Find each line with "Gaetano" and copy it.

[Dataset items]
[Begin]
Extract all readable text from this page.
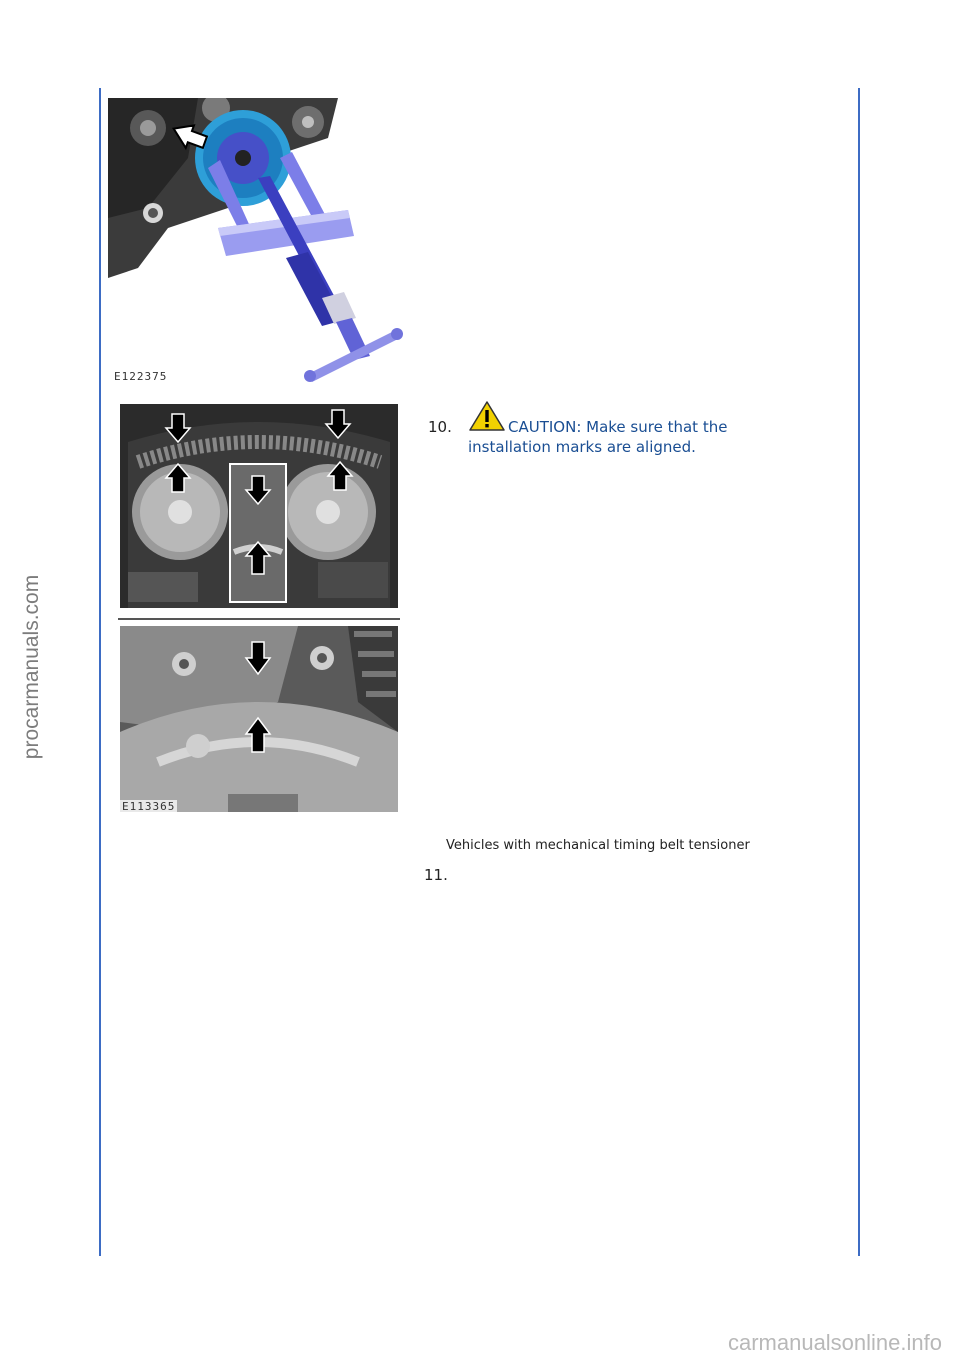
procarmanuals.com
carmanualsonline.info
E122375
E113365
10.	CAUTION: Make sure that the installation marks are aligned.
Vehicles with mechanical timing belt tensioner
11.
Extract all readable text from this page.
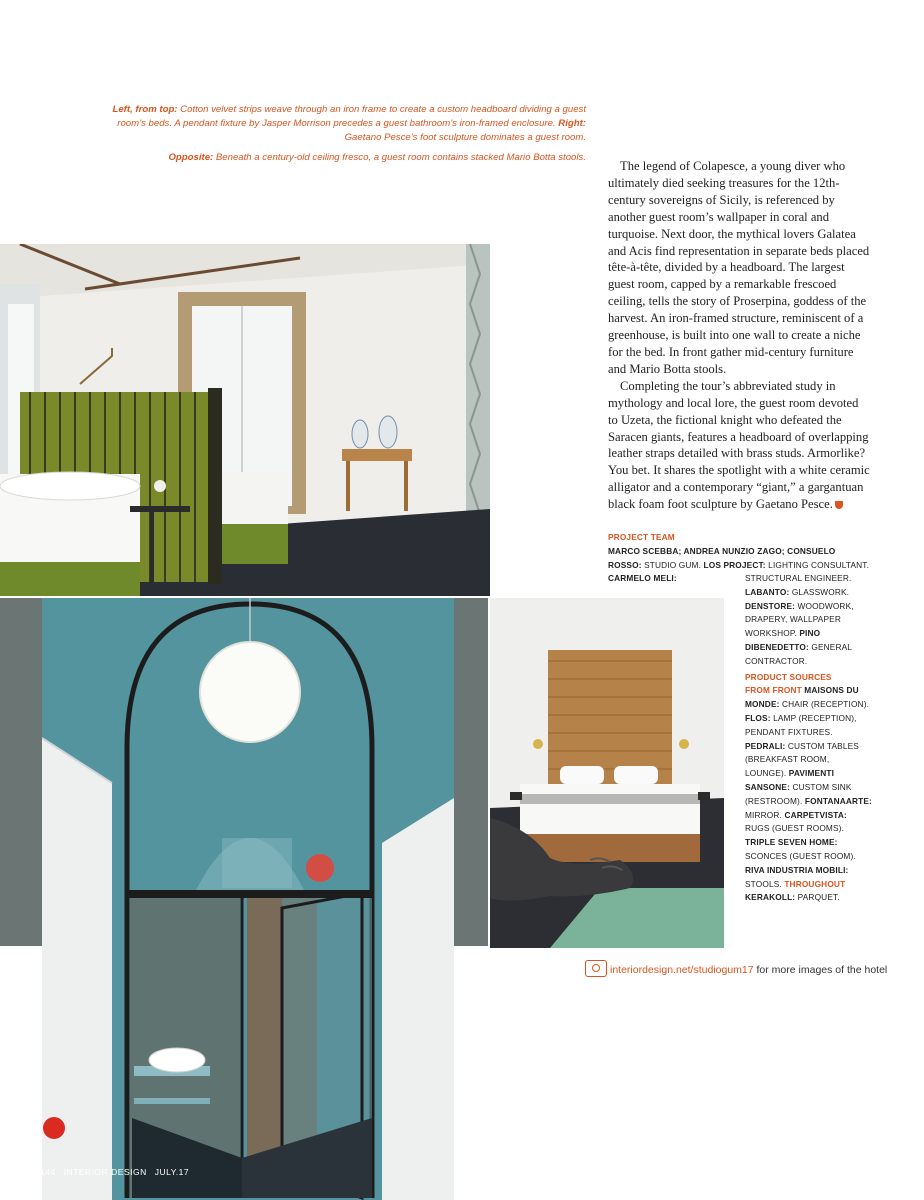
Left, from top: Cotton velvet strips weave through an iron frame to create a custom headboard dividing a guest room’s beds. A pendant fixture by Jasper Morrison precedes a guest bathroom’s iron-framed enclosure. Right: Gaetano Pesce’s foot sculpture dominates a guest room.

Opposite: Beneath a century-old ceiling fresco, a guest room contains stacked Mario Botta stools.

The legend of Colapesce, a young diver who ultimately died seeking treasures for the 12th-century sovereigns of Sicily, is referenced by another guest room’s wallpaper in coral and turquoise. Next door, the mythical lovers Galatea and Acis find representation in separate beds placed tête-à-tête, divided by a headboard. The largest guest room, capped by a remarkable frescoed ceiling, tells the story of Proserpina, goddess of the harvest. An iron-framed structure, reminiscent of a greenhouse, is built into one wall to create a niche for the bed. In front gather mid-century furniture and Mario Botta stools.

Completing the tour’s abbreviated study in mythology and local lore, the guest room devoted to Uzeta, the fictional knight who defeated the Saracen giants, features a headboard of overlapping leather straps detailed with brass studs. Armorlike? You bet. It shares the spotlight with a white ceramic alligator and a contemporary “giant,” a gargantuan black foam foot sculpture by Gaetano Pesce.

PROJECT TEAM
MARCO SCEBBA; ANDREA NUNZIO ZAGO; CONSUELO ROSSO: STUDIO GUM. LOS PROJECT: LIGHTING CONSULTANT. CARMELO MELI:	STRUCTURAL ENGINEER. LABANTO: GLASSWORK. DENSTORE: WOODWORK, DRAPERY, WALLPAPER WORKSHOP. PINO DIBENEDETTO: GENERAL CONTRACTOR.
PRODUCT SOURCES
FROM FRONT MAISONS DU MONDE: CHAIR (RECEPTION). FLOS: LAMP (RECEPTION), PENDANT FIXTURES. PEDRALI: CUSTOM TABLES (BREAKFAST ROOM, LOUNGE). PAVIMENTI SANSONE: CUSTOM SINK (RESTROOM). FONTANAARTE: MIRROR. CARPETVISTA: RUGS (GUEST ROOMS). TRIPLE SEVEN HOME: SCONCES (GUEST ROOM). RIVA INDUSTRIA MOBILI: STOOLS. THROUGHOUT KERAKOLL: PARQUET.
interiordesign.net/studiogum17 for more images of the hotel
144 INTERIOR DESIGN JULY.17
[End]
Task response
Left, from top: Cotton velvet strips weave through an iron frame to create a custom headboard dividing a guest room’s beds. A pendant fixture by Jasper Morrison precedes a guest bathroom’s iron-framed enclosure. Right: Gaetano Pesce’s foot sculpture dominates a guest room.
Completing the tour’s abbreviated study in mythology and local lore, the guest room devoted to Uzeta, the fictional knight who defeated the Saracen giants, features a headboard of overlapping leather straps detailed with brass studs. Armorlike? You bet. It shares the spotlight with a white ceramic alligator and a contemporary “giant,” a gargantuan black foam foot sculpture by Gaetano Pesce.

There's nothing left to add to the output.